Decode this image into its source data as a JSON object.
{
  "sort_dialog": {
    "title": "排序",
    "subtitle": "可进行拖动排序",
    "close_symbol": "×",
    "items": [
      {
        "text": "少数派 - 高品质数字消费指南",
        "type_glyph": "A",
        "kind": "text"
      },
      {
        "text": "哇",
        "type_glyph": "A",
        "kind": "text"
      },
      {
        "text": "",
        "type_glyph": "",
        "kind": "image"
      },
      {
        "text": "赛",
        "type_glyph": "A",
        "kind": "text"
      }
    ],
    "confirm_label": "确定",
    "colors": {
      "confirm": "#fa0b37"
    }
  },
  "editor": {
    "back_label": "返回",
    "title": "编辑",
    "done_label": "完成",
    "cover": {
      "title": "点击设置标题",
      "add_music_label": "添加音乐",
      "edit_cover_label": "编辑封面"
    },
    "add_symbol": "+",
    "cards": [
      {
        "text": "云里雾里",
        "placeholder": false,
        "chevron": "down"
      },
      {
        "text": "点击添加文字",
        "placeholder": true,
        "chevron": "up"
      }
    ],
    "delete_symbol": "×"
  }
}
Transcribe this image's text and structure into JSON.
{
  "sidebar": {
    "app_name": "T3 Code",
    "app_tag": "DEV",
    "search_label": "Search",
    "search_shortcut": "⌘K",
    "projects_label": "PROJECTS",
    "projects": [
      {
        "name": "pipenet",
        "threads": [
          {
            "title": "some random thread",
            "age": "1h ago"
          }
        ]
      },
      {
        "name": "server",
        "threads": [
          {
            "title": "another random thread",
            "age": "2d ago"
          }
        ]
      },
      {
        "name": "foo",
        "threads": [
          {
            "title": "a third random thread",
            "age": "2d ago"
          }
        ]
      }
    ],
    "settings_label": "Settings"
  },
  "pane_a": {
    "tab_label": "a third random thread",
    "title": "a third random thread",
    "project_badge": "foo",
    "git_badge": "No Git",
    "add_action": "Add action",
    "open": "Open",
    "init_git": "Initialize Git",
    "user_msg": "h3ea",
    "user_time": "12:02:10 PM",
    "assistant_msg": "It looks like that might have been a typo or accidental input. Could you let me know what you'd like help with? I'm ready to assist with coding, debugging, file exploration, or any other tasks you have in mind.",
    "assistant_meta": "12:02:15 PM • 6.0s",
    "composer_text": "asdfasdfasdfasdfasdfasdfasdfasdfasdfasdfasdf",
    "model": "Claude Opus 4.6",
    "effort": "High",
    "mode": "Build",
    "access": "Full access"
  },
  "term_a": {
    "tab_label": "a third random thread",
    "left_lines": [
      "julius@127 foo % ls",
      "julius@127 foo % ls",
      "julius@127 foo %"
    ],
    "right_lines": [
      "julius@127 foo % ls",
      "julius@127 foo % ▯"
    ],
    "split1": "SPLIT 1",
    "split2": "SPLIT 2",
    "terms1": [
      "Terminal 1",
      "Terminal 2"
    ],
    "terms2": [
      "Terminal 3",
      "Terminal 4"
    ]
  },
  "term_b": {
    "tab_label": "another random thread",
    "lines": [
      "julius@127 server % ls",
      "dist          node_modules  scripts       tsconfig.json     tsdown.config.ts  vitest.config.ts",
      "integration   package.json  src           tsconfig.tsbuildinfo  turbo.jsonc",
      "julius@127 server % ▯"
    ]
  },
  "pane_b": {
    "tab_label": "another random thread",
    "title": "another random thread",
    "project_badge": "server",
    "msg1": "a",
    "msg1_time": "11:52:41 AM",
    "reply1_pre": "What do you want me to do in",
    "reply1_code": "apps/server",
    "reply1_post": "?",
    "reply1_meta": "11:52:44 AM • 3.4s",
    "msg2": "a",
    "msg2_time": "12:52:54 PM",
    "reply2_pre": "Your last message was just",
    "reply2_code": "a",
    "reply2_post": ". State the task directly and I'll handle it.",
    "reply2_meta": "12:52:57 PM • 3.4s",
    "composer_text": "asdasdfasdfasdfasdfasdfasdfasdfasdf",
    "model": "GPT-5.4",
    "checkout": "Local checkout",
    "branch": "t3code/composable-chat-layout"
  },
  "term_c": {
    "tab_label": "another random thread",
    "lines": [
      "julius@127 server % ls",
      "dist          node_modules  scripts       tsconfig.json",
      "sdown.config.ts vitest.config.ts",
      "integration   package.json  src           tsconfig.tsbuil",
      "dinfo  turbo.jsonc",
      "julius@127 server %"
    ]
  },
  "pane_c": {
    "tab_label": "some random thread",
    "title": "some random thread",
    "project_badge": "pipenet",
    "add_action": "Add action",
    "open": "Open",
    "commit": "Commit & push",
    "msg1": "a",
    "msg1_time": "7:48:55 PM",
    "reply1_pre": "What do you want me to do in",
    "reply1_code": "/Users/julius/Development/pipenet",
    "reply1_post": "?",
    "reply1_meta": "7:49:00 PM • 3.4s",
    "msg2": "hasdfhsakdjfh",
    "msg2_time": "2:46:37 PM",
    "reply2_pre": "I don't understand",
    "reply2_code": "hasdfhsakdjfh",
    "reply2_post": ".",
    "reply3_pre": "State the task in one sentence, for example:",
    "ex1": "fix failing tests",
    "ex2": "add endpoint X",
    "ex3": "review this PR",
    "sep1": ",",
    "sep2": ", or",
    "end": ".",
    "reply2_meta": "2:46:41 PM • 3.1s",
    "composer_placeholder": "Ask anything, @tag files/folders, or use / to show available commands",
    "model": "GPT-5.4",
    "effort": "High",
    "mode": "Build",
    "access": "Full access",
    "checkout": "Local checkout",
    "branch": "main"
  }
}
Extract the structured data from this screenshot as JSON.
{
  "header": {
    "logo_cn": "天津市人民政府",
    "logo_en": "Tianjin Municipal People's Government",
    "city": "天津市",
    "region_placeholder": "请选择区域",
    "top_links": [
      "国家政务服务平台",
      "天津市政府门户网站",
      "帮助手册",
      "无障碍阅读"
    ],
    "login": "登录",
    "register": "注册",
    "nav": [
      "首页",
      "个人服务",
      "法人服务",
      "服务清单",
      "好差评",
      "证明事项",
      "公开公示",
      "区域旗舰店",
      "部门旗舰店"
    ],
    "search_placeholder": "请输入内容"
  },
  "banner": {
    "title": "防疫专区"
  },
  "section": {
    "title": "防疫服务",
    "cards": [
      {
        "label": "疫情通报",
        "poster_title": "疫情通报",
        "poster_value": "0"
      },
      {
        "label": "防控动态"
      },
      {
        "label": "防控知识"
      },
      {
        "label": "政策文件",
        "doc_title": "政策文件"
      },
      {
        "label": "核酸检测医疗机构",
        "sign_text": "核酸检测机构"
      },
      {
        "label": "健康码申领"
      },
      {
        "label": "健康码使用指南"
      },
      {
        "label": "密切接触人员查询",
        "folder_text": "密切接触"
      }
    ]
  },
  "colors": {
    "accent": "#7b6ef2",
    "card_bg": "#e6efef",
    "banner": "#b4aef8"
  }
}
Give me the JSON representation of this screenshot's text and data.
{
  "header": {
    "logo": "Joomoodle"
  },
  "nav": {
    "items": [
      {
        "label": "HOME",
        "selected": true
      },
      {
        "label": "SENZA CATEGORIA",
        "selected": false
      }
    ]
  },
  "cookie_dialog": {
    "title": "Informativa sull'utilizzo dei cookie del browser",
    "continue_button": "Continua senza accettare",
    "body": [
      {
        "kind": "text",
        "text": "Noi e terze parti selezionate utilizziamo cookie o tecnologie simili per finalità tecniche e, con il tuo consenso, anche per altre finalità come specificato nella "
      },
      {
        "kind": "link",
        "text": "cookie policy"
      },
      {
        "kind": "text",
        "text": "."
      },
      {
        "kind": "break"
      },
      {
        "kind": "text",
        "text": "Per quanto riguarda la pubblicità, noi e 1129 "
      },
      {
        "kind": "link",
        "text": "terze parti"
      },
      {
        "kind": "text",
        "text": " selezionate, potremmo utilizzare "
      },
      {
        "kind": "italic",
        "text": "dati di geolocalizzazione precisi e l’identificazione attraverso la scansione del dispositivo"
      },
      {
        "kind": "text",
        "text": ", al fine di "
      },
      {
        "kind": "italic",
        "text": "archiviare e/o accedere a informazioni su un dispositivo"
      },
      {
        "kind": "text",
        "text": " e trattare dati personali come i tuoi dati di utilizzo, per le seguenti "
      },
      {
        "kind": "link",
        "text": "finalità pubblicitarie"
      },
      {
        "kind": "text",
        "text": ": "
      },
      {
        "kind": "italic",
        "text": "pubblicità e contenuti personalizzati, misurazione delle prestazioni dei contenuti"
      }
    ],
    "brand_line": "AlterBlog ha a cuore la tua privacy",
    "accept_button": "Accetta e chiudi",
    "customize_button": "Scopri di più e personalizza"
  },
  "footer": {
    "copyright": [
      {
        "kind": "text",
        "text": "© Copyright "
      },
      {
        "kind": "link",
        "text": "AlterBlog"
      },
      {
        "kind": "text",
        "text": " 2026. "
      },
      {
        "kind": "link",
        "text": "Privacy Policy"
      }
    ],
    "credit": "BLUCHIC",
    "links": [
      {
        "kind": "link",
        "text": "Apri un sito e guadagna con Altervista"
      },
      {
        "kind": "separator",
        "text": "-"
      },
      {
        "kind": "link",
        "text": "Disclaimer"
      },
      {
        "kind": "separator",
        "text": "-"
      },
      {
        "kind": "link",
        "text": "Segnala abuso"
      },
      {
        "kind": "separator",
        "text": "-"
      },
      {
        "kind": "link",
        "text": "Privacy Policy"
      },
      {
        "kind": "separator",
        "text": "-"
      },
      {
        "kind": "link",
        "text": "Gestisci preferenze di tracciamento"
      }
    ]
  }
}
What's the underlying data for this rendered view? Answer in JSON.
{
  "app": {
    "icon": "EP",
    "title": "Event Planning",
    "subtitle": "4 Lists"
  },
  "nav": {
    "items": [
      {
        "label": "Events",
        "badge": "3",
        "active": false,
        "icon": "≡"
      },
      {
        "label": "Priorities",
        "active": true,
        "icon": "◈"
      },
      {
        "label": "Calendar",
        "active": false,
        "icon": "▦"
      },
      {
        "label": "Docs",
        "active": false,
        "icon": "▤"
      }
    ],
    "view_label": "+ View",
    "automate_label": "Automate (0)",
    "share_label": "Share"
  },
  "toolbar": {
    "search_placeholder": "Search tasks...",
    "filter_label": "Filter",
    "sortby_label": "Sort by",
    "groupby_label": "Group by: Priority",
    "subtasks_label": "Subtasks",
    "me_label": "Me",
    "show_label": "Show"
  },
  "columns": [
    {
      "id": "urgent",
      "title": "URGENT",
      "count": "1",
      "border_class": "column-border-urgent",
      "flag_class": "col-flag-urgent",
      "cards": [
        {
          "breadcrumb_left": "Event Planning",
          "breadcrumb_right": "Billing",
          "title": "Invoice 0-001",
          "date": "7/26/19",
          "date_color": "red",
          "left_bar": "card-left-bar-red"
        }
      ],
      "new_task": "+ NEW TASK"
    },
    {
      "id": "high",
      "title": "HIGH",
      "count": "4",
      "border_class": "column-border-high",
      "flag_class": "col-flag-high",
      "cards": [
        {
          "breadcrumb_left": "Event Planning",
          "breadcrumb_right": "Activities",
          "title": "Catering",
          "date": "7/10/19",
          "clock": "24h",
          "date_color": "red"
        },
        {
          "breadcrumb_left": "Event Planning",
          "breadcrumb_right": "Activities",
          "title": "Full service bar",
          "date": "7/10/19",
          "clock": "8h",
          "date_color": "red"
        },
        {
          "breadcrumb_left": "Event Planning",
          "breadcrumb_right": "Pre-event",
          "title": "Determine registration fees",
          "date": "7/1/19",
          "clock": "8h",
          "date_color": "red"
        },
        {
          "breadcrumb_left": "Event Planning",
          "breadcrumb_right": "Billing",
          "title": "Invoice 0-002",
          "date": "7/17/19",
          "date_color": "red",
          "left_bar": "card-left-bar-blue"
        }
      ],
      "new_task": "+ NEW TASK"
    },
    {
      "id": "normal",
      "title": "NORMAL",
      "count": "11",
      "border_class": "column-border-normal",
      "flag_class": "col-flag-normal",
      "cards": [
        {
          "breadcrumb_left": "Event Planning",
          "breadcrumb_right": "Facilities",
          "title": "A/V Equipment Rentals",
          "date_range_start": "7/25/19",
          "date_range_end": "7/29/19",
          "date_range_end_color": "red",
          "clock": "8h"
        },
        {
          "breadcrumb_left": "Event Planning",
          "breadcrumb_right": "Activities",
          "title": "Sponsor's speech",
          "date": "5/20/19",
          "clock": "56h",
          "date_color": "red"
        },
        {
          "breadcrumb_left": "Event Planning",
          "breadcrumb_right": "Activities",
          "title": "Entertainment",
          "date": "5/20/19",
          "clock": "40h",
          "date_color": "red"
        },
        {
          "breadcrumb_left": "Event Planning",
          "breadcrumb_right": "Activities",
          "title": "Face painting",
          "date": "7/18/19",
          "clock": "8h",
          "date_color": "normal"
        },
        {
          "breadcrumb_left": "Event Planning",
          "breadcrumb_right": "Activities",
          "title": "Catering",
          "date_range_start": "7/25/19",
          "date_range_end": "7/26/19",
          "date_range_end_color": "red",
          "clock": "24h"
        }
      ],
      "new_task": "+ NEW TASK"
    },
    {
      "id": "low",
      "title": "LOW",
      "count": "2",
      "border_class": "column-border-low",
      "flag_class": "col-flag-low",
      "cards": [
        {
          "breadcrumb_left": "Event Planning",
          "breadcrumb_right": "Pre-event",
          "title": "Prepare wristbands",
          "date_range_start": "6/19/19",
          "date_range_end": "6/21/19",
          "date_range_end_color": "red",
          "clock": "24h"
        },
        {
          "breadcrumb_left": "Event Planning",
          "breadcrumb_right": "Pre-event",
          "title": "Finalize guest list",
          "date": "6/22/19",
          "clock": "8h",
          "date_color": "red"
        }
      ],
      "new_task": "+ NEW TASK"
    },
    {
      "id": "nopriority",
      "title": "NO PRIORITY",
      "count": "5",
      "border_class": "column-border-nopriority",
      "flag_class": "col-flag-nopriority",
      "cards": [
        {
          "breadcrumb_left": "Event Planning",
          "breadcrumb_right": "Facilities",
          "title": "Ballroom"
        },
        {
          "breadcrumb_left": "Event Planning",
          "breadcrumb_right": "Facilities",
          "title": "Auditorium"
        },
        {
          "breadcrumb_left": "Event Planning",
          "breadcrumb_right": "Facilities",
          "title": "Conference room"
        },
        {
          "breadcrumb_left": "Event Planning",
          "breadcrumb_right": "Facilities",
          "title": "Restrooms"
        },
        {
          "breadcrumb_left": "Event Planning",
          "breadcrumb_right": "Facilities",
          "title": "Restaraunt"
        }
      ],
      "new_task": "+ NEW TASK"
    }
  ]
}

Problem description
Show the lines where the word "State" appears in the entries.

Output of the exercise
    "reply2_post": ". State the task directly and I'll handle it.",
    "reply3_pre": "State the task in one sentence, for example:",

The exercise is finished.